_Stated task_.
Reproduce word for word the passage of the article on photographer Dale Sparks, starting at "His Dale Sparks" and ending at "yearbook and newspaper.".

_Document_.
Today, Dale Sparks runs All-Pro Framing and Photography, shooting photos and making custom frames for any business or personal occasion.
His Dale Sparks Collection of sports photos includes shots from some of the most iconic moments throughout WVU history, from Major Harris' miraculous touchdown run vs. Penn State to a shot from Bill Stewart's famous "Leave no doubt" speech during halftime at the 2008 Fiesta Bowl.
But 44 years ago, Sparks was working as a summer photographer for the Raleigh Register in Beckley, West Virginia. Before that, he worked on his junior high school yearbook and newspaper.
“When I was somewhere around 10 or 11 — my father was also self-employed — and every once and a while he’d get these little trinkets that he’d give away to customers when he made a sale," Sparks said. "One of those trinkets, I think it was probably Motorola, they had some promotional thing going on, and they gave him a bunch of little Kodak Instamatic cameras. And if you bought a television he gave you a free camera.
"Of course, the camera probably wasn’t worth $10, $20, but he brought one of them home to me, and I was hooked. It was just a little, tiny camera, and I still have it.”
He'd put down the camera in high school, but when he came to Glenville State College, he rediscovered his passion for photography.
"I met a couple of the photographers who worked for the school paper," Sparks said. "And they taught me how to process film and make prints in the dark room and I was really hooked all over again.”
Graduating in 1980, Sparks went into the newspaper business where he took photos for different papers, including the Dominion Post for 17 years, where he honed his craft through the job.
"I always said the newspaper business is a great training ground for photographers," Sparks said. "Because you get to jump from one thing to the next thing, from sports to a bridal tab to going to a car wreck, going to a shooting to whatever else. It was a great training ground for me to learn all these different things."
Even while entering a wide range of environments, there was one genre of photography that gripped the then-newsman the tightest.

_Extracted data_.
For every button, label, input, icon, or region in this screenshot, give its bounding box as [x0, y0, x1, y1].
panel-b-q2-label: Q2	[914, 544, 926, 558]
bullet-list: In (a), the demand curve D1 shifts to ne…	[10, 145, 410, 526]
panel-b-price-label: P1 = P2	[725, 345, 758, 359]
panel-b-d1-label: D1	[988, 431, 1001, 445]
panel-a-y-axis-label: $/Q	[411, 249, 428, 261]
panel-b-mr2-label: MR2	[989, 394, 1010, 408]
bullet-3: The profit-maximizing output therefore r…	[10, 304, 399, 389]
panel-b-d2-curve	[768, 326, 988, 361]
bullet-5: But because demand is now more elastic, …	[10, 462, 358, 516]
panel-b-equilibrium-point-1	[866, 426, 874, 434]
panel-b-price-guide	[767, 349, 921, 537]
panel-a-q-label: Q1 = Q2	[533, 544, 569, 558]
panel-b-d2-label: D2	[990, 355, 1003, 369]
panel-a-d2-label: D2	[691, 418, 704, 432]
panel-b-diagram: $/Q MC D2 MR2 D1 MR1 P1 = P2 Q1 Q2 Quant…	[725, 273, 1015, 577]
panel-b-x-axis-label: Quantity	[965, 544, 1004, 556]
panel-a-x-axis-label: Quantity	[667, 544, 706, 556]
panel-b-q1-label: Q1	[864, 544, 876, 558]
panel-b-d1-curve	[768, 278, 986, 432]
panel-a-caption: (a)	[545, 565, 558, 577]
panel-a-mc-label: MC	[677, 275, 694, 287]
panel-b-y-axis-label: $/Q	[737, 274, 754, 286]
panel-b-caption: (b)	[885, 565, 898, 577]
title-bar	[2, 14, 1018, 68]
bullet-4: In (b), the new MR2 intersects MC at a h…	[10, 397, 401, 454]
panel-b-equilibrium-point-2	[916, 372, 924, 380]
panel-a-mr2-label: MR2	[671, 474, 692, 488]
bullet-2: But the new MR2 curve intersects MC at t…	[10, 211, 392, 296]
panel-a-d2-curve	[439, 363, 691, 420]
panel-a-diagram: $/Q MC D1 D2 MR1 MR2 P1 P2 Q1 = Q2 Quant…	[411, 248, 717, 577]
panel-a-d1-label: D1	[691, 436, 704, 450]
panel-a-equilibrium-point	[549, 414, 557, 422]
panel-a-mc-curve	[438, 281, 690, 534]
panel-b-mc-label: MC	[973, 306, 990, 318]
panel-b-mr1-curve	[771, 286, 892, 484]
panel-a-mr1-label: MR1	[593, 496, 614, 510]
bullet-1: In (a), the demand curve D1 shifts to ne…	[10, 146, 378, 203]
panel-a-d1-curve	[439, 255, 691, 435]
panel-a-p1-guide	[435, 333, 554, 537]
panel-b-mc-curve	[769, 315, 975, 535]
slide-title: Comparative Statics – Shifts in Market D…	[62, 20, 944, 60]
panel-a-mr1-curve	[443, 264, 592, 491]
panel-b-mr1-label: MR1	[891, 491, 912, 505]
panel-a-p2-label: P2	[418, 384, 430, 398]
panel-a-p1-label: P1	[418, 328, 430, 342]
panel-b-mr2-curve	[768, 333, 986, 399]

_Completed exercise_.
His Dale Sparks Collection of sports photos includes shots from some of the most iconic moments throughout WVU history, from Major Harris' miraculous touchdown run vs. Penn State to a shot from Bill Stewart's famous "Leave no doubt" speech during halftime at the 2008 Fiesta Bowl.
But 44 years ago, Sparks was working as a summer photographer for the Raleigh Register in Beckley, West Virginia. Before that, he worked on his junior high school yearbook and newspaper.